Collected data entries
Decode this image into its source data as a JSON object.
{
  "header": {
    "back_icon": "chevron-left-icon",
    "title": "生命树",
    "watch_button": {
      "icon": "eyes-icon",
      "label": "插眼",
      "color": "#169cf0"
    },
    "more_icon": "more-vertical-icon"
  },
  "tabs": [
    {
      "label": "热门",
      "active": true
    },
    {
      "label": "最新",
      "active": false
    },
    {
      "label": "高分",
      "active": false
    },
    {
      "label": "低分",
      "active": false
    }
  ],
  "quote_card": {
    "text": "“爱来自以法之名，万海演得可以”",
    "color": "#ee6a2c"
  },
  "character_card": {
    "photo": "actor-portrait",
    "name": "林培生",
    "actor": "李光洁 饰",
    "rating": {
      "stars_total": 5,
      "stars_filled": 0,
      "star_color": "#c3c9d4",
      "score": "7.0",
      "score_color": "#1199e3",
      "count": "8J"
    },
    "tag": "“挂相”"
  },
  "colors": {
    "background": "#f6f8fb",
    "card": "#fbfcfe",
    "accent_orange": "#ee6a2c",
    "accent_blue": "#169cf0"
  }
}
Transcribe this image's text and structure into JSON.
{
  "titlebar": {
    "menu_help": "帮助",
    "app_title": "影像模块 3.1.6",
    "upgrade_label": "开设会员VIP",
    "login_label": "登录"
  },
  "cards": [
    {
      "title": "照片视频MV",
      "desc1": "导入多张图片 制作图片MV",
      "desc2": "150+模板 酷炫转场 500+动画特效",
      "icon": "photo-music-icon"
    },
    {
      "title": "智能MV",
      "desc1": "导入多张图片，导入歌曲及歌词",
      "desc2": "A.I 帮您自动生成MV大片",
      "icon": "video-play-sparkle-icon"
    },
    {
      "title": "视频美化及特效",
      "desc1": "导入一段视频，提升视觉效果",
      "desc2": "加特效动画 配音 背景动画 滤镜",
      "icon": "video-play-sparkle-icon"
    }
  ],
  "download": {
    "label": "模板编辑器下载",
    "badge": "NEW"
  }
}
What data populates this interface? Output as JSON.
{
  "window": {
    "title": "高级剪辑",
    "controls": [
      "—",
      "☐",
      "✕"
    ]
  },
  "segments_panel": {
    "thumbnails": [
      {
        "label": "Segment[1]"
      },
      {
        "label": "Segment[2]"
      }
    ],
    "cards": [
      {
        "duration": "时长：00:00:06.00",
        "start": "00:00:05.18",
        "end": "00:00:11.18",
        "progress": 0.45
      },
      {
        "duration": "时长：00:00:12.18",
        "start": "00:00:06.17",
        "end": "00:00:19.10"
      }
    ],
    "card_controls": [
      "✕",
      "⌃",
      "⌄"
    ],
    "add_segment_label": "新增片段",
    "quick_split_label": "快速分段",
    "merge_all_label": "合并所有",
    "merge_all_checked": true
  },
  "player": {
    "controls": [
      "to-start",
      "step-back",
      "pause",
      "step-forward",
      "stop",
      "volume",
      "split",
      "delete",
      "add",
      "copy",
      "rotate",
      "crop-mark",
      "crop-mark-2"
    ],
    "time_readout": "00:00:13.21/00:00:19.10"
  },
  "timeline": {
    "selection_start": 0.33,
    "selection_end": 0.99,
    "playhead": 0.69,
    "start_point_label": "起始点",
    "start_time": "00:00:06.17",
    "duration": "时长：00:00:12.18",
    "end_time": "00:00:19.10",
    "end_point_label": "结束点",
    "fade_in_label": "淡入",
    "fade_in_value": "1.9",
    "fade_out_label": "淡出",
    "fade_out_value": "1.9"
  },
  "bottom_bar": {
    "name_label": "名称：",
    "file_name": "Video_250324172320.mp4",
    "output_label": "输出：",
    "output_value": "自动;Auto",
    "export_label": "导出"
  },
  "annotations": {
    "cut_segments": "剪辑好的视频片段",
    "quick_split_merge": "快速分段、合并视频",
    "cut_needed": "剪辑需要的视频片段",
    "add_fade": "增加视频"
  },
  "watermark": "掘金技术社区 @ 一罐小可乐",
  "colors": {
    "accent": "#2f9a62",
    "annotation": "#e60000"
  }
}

Exercise details -
Say how many lines contain the string "快速分段", giving nothing but the count.

Result of the task -
2